REQUEST: Please count the lines below that contain the word "ylabel", and reply with that number alone.

EXCERPTED DATA:
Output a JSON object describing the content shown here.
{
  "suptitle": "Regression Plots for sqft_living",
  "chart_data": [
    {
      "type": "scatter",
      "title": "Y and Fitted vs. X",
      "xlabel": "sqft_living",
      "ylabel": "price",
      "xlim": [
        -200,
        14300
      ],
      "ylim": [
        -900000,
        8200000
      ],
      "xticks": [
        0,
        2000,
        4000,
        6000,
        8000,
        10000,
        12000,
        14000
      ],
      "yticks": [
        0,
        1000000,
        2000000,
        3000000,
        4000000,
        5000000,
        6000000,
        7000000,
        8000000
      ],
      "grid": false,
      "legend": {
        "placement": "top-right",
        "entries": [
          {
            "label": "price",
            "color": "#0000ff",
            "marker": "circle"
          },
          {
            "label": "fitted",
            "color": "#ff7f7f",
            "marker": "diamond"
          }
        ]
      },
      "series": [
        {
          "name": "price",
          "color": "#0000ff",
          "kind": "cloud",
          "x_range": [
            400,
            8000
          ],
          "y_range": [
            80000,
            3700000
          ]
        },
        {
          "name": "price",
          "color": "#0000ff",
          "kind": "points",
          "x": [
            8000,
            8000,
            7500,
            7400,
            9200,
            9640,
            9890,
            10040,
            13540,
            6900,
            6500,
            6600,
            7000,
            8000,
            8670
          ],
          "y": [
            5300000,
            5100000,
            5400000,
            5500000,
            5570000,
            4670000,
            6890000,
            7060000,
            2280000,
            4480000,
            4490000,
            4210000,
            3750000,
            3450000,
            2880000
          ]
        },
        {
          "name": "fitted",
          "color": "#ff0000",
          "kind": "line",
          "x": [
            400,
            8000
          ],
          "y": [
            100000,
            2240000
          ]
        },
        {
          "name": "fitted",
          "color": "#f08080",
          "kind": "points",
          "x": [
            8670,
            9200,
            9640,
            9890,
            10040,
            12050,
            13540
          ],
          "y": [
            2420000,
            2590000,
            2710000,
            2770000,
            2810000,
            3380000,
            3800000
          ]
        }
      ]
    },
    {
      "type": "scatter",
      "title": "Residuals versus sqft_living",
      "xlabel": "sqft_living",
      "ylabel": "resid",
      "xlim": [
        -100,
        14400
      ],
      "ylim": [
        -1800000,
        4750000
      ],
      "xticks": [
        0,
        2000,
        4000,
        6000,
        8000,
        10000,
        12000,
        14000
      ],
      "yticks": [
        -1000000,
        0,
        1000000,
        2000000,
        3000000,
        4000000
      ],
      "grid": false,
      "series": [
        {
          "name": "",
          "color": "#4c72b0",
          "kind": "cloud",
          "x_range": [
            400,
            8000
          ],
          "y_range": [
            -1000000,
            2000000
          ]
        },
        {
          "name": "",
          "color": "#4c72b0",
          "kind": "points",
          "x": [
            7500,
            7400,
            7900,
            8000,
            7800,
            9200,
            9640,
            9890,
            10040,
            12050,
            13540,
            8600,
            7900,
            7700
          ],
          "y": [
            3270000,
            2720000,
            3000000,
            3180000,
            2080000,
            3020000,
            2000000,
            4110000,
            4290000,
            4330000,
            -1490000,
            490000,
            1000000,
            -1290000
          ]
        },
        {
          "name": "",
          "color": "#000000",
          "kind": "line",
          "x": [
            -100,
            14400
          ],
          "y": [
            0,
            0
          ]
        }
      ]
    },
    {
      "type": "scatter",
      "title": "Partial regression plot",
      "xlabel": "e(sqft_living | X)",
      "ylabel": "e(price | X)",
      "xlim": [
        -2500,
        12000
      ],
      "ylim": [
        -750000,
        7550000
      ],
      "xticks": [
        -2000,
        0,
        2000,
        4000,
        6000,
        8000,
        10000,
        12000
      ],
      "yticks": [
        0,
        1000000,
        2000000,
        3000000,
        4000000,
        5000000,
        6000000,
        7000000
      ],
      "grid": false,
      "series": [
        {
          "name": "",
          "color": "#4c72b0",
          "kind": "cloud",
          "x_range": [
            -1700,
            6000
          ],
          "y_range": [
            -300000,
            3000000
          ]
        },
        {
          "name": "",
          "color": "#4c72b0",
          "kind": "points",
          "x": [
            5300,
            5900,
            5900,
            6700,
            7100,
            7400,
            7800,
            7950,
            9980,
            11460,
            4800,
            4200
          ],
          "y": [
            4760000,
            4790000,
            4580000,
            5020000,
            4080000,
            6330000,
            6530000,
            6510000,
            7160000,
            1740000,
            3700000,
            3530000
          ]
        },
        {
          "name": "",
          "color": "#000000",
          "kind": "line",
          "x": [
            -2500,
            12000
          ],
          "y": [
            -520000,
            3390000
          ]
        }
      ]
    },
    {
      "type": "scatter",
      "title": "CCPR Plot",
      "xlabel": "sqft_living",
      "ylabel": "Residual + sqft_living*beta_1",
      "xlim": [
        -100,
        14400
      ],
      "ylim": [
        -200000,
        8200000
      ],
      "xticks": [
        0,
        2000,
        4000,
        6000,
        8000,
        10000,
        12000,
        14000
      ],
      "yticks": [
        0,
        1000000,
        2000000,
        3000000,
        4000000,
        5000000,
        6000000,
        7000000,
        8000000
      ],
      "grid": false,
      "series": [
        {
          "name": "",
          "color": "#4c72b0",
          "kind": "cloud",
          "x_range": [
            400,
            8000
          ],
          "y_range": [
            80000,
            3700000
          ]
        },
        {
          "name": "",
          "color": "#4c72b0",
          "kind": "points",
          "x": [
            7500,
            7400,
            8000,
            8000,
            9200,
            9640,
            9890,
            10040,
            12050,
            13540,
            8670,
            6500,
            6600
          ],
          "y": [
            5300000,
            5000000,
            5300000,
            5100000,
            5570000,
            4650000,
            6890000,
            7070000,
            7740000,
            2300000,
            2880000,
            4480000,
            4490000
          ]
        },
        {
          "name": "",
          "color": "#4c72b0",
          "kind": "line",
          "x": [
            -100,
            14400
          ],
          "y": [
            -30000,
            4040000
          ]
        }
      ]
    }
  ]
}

RESULT OF THE TASK: 4